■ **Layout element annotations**
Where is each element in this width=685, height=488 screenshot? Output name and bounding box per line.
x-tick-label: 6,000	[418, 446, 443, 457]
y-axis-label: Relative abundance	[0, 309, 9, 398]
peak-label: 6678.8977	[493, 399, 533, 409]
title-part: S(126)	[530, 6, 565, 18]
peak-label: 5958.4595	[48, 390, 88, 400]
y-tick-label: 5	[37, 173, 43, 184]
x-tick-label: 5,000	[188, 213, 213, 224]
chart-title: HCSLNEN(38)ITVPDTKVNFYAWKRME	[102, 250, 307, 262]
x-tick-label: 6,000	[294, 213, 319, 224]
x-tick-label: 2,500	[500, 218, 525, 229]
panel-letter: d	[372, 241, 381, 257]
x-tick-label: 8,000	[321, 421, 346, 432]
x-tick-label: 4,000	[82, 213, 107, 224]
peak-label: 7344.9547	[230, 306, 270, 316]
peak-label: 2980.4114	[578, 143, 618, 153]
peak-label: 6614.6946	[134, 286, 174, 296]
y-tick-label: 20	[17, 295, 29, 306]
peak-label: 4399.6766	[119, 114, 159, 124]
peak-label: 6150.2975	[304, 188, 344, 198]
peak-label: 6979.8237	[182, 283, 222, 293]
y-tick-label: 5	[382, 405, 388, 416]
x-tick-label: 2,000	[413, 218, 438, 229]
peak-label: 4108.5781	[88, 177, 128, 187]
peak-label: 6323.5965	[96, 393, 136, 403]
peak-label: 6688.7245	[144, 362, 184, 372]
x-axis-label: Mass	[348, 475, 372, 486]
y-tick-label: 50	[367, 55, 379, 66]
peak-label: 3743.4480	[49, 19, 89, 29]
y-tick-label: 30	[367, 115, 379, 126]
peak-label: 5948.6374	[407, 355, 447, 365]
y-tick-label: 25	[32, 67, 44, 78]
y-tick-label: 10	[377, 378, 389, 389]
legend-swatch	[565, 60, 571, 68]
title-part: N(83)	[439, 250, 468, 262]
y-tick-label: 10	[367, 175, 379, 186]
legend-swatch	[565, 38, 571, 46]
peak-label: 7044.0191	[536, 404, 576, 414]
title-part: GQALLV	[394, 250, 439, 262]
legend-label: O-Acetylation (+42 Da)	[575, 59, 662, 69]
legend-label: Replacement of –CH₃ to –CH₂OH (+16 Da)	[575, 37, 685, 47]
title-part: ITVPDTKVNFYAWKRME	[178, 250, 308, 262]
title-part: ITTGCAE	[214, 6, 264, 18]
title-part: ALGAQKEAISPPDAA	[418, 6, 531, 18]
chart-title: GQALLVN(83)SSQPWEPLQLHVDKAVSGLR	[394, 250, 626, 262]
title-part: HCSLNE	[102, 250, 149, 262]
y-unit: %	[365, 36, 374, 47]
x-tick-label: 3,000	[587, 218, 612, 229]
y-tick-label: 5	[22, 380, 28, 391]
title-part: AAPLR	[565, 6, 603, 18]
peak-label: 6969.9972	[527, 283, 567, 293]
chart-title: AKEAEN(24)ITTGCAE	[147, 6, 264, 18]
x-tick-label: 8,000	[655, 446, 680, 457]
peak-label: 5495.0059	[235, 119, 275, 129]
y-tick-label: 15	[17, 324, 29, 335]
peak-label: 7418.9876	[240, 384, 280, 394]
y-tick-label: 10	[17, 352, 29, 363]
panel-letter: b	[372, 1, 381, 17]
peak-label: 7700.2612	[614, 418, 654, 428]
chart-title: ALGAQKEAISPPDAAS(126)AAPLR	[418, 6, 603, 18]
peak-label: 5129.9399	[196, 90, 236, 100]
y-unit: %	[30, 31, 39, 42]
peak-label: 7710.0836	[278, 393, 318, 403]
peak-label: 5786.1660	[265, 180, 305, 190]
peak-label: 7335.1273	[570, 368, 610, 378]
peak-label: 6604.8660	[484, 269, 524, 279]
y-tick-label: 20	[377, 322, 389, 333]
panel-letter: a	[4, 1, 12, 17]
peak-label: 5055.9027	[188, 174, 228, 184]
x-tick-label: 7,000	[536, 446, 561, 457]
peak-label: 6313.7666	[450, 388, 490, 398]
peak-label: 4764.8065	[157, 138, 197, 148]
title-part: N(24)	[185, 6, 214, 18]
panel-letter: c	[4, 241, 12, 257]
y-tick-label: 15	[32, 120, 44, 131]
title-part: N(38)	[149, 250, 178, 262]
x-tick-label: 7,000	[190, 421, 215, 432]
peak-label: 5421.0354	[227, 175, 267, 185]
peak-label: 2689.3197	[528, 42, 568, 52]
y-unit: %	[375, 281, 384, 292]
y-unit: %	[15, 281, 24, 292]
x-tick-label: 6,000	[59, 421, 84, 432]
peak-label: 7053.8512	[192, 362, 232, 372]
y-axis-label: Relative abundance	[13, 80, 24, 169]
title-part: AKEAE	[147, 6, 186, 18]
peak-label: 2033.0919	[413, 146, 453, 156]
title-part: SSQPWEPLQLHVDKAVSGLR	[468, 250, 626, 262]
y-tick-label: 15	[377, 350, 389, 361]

■ **WRITTEN PROBLEM**
Rewrite all of the records above, replacing "Relative abundance" with "Relative intensity" everywhere it occurs and leaving everything else unchanged.

■ **RESULT FOR THIS EXERCISE**
Where is each element in this width=685, height=488 screenshot? Output name and bounding box per line.
x-tick-label: 6,000	[418, 446, 443, 457]
y-axis-label: Relative intensity	[0, 309, 9, 398]
peak-label: 6678.8977	[493, 399, 533, 409]
title-part: S(126)	[530, 6, 565, 18]
peak-label: 5958.4595	[48, 390, 88, 400]
y-tick-label: 5	[37, 173, 43, 184]
x-tick-label: 5,000	[188, 213, 213, 224]
chart-title: HCSLNEN(38)ITVPDTKVNFYAWKRME	[102, 250, 307, 262]
x-tick-label: 6,000	[294, 213, 319, 224]
x-tick-label: 2,500	[500, 218, 525, 229]
panel-letter: d	[372, 241, 381, 257]
x-tick-label: 8,000	[321, 421, 346, 432]
x-tick-label: 4,000	[82, 213, 107, 224]
peak-label: 7344.9547	[230, 306, 270, 316]
peak-label: 2980.4114	[578, 143, 618, 153]
peak-label: 6614.6946	[134, 286, 174, 296]
y-tick-label: 20	[17, 295, 29, 306]
peak-label: 4399.6766	[119, 114, 159, 124]
peak-label: 6150.2975	[304, 188, 344, 198]
peak-label: 6979.8237	[182, 283, 222, 293]
y-tick-label: 5	[382, 405, 388, 416]
x-tick-label: 2,000	[413, 218, 438, 229]
peak-label: 4108.5781	[88, 177, 128, 187]
peak-label: 6323.5965	[96, 393, 136, 403]
peak-label: 6688.7245	[144, 362, 184, 372]
x-axis-label: Mass	[348, 475, 372, 486]
y-tick-label: 50	[367, 55, 379, 66]
peak-label: 3743.4480	[49, 19, 89, 29]
y-tick-label: 30	[367, 115, 379, 126]
peak-label: 5948.6374	[407, 355, 447, 365]
y-tick-label: 25	[32, 67, 44, 78]
y-tick-label: 10	[377, 378, 389, 389]
legend-swatch	[565, 60, 571, 68]
title-part: N(83)	[439, 250, 468, 262]
y-tick-label: 10	[367, 175, 379, 186]
legend-swatch	[565, 38, 571, 46]
peak-label: 7044.0191	[536, 404, 576, 414]
title-part: GQALLV	[394, 250, 439, 262]
legend-label: O-Acetylation (+42 Da)	[575, 59, 662, 69]
legend-label: Replacement of –CH₃ to –CH₂OH (+16 Da)	[575, 37, 685, 47]
title-part: ITVPDTKVNFYAWKRME	[178, 250, 308, 262]
title-part: ITTGCAE	[214, 6, 264, 18]
title-part: ALGAQKEAISPPDAA	[418, 6, 531, 18]
chart-title: GQALLVN(83)SSQPWEPLQLHVDKAVSGLR	[394, 250, 626, 262]
title-part: HCSLNE	[102, 250, 149, 262]
y-unit: %	[365, 36, 374, 47]
x-tick-label: 3,000	[587, 218, 612, 229]
y-tick-label: 5	[22, 380, 28, 391]
title-part: AAPLR	[565, 6, 603, 18]
peak-label: 6969.9972	[527, 283, 567, 293]
chart-title: AKEAEN(24)ITTGCAE	[147, 6, 264, 18]
x-tick-label: 8,000	[655, 446, 680, 457]
peak-label: 5495.0059	[235, 119, 275, 129]
y-tick-label: 15	[17, 324, 29, 335]
peak-label: 7418.9876	[240, 384, 280, 394]
y-tick-label: 10	[17, 352, 29, 363]
panel-letter: b	[372, 1, 381, 17]
peak-label: 7700.2612	[614, 418, 654, 428]
chart-title: ALGAQKEAISPPDAAS(126)AAPLR	[418, 6, 603, 18]
peak-label: 5129.9399	[196, 90, 236, 100]
y-unit: %	[30, 31, 39, 42]
peak-label: 7710.0836	[278, 393, 318, 403]
peak-label: 5786.1660	[265, 180, 305, 190]
peak-label: 7335.1273	[570, 368, 610, 378]
peak-label: 6604.8660	[484, 269, 524, 279]
y-tick-label: 20	[377, 322, 389, 333]
panel-letter: a	[4, 1, 12, 17]
peak-label: 5055.9027	[188, 174, 228, 184]
x-tick-label: 7,000	[536, 446, 561, 457]
peak-label: 6313.7666	[450, 388, 490, 398]
peak-label: 4764.8065	[157, 138, 197, 148]
title-part: N(24)	[185, 6, 214, 18]
panel-letter: c	[4, 241, 12, 257]
y-tick-label: 15	[32, 120, 44, 131]
title-part: N(38)	[149, 250, 178, 262]
x-tick-label: 7,000	[190, 421, 215, 432]
peak-label: 5421.0354	[227, 175, 267, 185]
peak-label: 2689.3197	[528, 42, 568, 52]
y-unit: %	[375, 281, 384, 292]
y-unit: %	[15, 281, 24, 292]
x-tick-label: 6,000	[59, 421, 84, 432]
peak-label: 7053.8512	[192, 362, 232, 372]
y-axis-label: Relative intensity	[13, 80, 24, 169]
title-part: AKEAE	[147, 6, 186, 18]
peak-label: 2033.0919	[413, 146, 453, 156]
title-part: SSQPWEPLQLHVDKAVSGLR	[468, 250, 626, 262]
y-tick-label: 15	[377, 350, 389, 361]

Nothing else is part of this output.